- Short exercise -
Where a line in the listing below contains the word "text", copy that line.

---------- Data supplied ----------

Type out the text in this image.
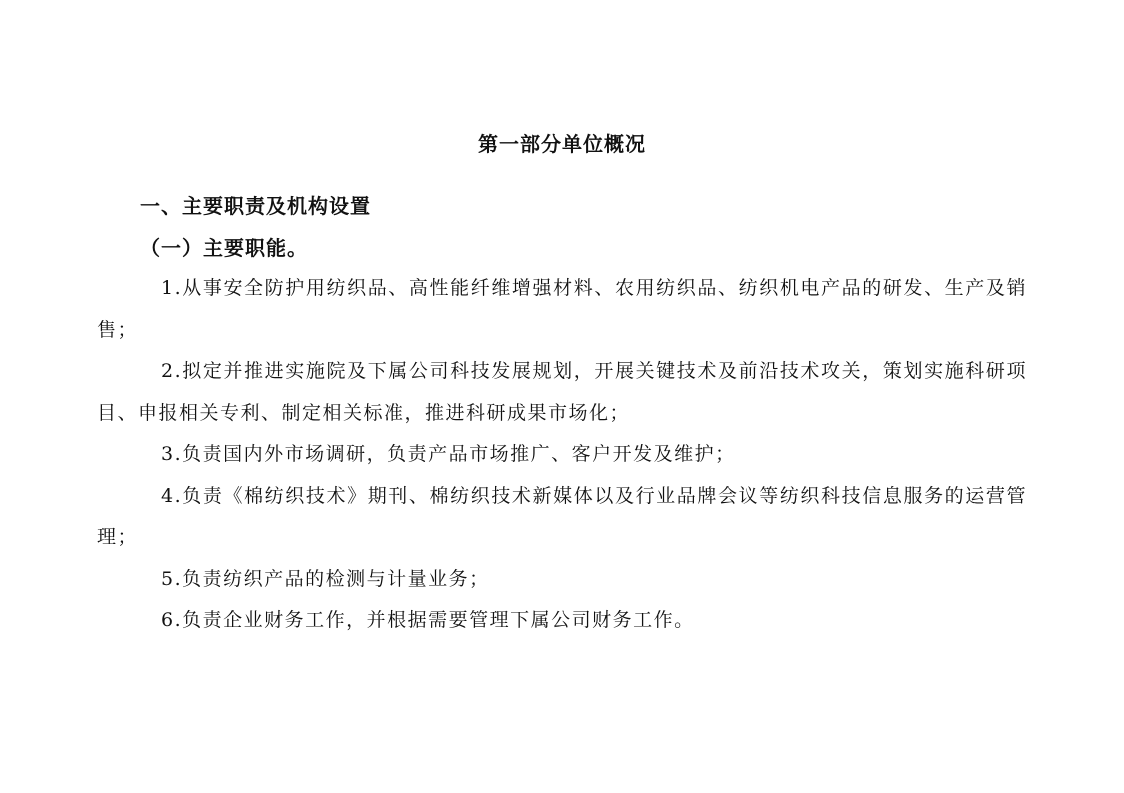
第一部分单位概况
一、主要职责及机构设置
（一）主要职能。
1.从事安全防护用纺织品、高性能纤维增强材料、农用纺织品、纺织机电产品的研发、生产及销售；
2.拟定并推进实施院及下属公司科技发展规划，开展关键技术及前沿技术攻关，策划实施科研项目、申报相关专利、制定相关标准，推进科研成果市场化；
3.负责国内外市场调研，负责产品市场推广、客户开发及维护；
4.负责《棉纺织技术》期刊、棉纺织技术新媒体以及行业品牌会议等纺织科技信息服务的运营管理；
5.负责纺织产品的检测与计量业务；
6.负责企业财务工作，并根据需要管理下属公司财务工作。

----------
---------- Data supplied ----------

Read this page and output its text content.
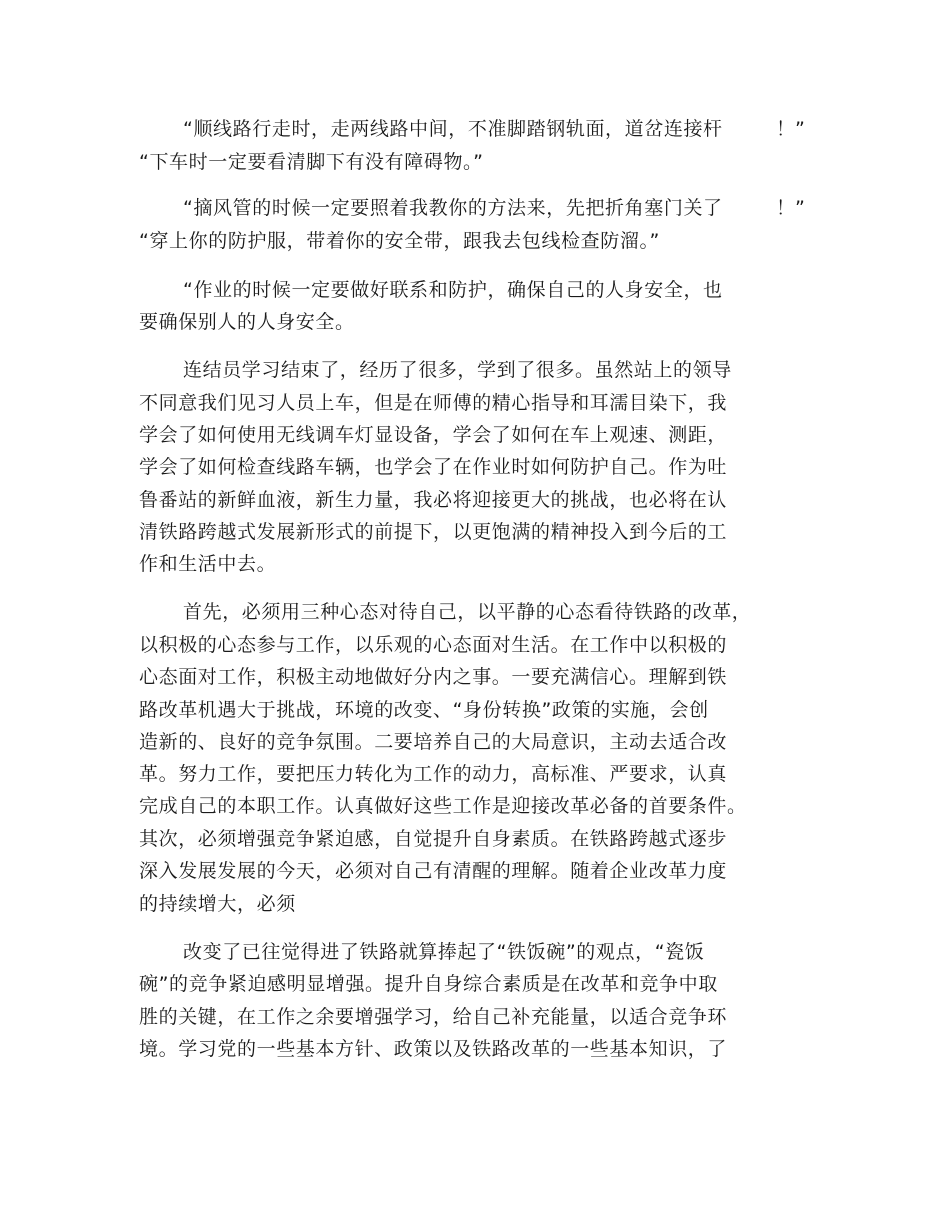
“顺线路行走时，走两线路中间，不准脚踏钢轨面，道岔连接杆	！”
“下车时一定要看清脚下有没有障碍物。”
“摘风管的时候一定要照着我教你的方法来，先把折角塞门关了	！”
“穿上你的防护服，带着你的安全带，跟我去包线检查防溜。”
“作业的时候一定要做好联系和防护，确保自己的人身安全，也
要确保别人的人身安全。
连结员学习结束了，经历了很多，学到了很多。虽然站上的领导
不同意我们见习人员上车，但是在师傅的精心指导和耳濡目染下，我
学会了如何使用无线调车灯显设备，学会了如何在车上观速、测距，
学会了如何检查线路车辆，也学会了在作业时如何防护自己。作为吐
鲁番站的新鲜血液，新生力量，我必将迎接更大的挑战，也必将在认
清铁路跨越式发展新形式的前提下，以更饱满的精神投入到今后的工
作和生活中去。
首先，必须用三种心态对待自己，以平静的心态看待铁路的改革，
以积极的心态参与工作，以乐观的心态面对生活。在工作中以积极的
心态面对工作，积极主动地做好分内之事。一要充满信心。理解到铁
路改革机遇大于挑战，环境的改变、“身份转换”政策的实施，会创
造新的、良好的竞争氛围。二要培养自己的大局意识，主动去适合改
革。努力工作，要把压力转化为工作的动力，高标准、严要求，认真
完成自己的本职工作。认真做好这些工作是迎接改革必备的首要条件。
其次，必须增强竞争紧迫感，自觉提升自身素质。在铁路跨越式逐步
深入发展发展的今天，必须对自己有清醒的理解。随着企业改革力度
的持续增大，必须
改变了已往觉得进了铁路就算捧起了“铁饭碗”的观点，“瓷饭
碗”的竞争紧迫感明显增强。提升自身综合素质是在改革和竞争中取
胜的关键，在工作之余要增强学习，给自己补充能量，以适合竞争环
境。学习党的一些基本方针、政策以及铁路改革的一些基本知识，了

----------

- Correct response -
Type out the text in this image.
Read this page and output its text content.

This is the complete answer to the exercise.